III
Concurso de Jóvenes Intérpretes
Teatro
Lope de Vega
Martes 3 de octubre, 21.30 horas
DE
MELENAS Y BARBILAMPIÑOS

Juan José Martínez Pantoja
Flaco favor el
que le hicieron los cantaores a los guitarristas que concursaban. Sin embargo
los cantaores utilizaron buenos guitarristas; y melenas rizadas con experiencia
por los hombros.
El primero en salir
fue Santiago Lara y, en contraste con el día anterior, el guitarrista partió
con granaína de seguridad (¡y tiene 16 años!), pero entró
cojeando "caminito de Totana" con su hermano al cante y por bulerías
de Jerez perdió el paso, puntos de compás.
Siguió
la pulcritud del guitarrista con gafas. El malagueño Juan José Martínez
Pantoja, cuatro veces en el segundo puesto de La Unión, comenzó
por tarantos y Rocío Alcalá le cantó –con un vozarrón
que a veces tapaba la guitarra- por malagueñas y alegrías.

■ ■ ■ ■ ■

### TAREAS Y EJERCICIOS
• A. Indique si cada afirmación concuerda con la crónica del concurso y justifique su respuesta con una cita textual: (i) Santiago Lara tiene 16 años; (ii) Juan José Martínez Pantoja es sevillano; (iii) Santiago Lara comenzó su actuación con una granaína.
• B. Prosiga la crónica del concurso a partir de su última oración.
Para resolver las tareas no hace falta consultar el listado.

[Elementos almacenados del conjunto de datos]
■ ■ ■ ■ ■

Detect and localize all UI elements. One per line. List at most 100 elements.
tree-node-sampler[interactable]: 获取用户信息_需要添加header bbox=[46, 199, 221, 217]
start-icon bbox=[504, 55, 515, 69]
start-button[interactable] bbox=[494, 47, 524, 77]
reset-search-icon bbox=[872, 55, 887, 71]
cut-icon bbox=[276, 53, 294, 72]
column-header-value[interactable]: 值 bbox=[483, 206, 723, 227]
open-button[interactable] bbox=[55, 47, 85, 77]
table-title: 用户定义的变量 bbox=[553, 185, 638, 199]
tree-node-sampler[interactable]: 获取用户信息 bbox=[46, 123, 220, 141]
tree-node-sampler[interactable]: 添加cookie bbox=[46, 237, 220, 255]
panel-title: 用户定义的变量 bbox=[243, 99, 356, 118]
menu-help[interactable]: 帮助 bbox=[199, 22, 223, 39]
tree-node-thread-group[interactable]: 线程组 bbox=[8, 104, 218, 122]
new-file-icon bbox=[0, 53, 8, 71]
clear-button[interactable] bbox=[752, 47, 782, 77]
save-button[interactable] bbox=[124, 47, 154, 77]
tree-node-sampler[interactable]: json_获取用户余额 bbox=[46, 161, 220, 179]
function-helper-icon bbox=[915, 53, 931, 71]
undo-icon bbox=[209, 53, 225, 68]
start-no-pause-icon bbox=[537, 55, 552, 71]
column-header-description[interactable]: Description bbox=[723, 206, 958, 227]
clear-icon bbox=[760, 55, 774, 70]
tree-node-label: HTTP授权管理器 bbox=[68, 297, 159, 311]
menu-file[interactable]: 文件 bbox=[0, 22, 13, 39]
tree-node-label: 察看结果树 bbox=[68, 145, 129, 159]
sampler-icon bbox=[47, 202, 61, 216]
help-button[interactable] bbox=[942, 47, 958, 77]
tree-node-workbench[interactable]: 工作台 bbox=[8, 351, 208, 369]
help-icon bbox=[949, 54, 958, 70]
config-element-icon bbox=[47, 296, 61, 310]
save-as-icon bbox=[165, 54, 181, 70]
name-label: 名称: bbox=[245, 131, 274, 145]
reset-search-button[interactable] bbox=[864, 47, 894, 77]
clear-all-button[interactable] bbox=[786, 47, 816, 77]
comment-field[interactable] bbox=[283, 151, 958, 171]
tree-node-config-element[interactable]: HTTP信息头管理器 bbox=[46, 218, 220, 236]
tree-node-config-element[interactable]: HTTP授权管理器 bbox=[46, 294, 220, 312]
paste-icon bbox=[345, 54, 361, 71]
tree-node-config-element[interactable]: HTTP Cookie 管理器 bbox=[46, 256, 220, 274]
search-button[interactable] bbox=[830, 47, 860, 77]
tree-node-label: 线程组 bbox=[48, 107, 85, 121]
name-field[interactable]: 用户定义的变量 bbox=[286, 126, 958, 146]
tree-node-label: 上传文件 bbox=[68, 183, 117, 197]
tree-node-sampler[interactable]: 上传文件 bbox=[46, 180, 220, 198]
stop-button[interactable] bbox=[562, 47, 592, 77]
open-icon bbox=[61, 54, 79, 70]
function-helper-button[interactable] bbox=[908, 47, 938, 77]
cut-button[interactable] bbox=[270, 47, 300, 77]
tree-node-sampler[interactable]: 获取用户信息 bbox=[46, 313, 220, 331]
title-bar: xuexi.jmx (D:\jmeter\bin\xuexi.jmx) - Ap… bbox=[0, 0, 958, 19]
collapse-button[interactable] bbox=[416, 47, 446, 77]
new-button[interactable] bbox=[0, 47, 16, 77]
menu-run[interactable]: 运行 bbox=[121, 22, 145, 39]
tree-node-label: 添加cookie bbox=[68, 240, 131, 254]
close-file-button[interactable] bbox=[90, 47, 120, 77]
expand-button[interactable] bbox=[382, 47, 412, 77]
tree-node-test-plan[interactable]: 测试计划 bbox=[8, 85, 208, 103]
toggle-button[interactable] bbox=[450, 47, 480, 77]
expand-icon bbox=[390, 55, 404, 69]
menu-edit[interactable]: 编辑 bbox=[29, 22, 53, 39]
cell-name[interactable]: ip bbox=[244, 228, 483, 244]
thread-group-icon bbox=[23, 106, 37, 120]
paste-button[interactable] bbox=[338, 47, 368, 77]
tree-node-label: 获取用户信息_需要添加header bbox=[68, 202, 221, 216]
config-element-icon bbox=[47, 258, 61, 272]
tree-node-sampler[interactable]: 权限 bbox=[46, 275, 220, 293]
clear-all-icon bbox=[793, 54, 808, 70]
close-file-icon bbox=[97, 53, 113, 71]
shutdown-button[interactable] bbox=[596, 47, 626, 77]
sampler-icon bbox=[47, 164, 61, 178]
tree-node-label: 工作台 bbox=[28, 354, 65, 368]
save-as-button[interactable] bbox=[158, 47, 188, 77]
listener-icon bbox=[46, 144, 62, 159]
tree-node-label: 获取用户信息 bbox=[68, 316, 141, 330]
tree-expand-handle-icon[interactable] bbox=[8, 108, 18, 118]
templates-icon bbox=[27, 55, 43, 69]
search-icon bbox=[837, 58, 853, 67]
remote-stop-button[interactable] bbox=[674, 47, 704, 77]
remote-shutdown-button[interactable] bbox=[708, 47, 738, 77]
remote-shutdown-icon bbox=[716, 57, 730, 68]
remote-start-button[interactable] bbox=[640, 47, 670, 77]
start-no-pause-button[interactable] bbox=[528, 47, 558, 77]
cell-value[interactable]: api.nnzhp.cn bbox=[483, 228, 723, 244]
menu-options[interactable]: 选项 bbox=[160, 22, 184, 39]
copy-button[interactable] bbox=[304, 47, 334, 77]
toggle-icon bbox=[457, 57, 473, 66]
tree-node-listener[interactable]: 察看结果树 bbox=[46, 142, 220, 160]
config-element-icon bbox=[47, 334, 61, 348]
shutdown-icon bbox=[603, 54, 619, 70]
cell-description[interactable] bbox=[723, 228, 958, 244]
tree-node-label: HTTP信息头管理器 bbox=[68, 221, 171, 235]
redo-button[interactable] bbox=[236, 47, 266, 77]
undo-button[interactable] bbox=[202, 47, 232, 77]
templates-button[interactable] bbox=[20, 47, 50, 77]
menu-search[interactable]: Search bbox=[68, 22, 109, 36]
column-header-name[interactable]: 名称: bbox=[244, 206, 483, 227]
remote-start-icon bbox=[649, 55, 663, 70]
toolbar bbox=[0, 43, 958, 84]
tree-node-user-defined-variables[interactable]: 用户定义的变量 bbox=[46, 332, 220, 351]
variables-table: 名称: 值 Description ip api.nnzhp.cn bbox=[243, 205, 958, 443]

■ ■ ■ ■ ■

### RESPUESTAS
• A.
(i) Sí: "(¡y tiene 16 años!)".
(ii) No: "El malagueño Juan José Martínez Pantoja".
(iii) Sí: "el guitarrista partió con granaína de seguridad".

• B.
Miguel Ortega
Por alegrías
continuó Miguel Ortega, cantaor de Los Palacios (Sevilla) y aunque su robusta
potencia restaba sentimiento no se le puede negar la soleá (se llevó
este verano el premio de La Unión). Exceso de voz de su seguiriya, con
conocimientos sobrados, se despidió por cabal de El Planeta: "A la
luna le pido, la del alto cielo…"
A Ortega le acompañaba
la guitarra de Manolito Herrera y a Rafalito le respaldó Juan Diego Mateo
dando lección de buen acompañamiento; el cantaor salió sin
sentarse por martinete y toná, siguió por soleá de Alcalá
bien horneada y entremetió Lebrija y Utrera por bulerías, sin salirse
de madre, con su eco ya personal; a recordar sus esfuerzos en ‘Medea’,
entre Fernando Terremoto y David Lagos.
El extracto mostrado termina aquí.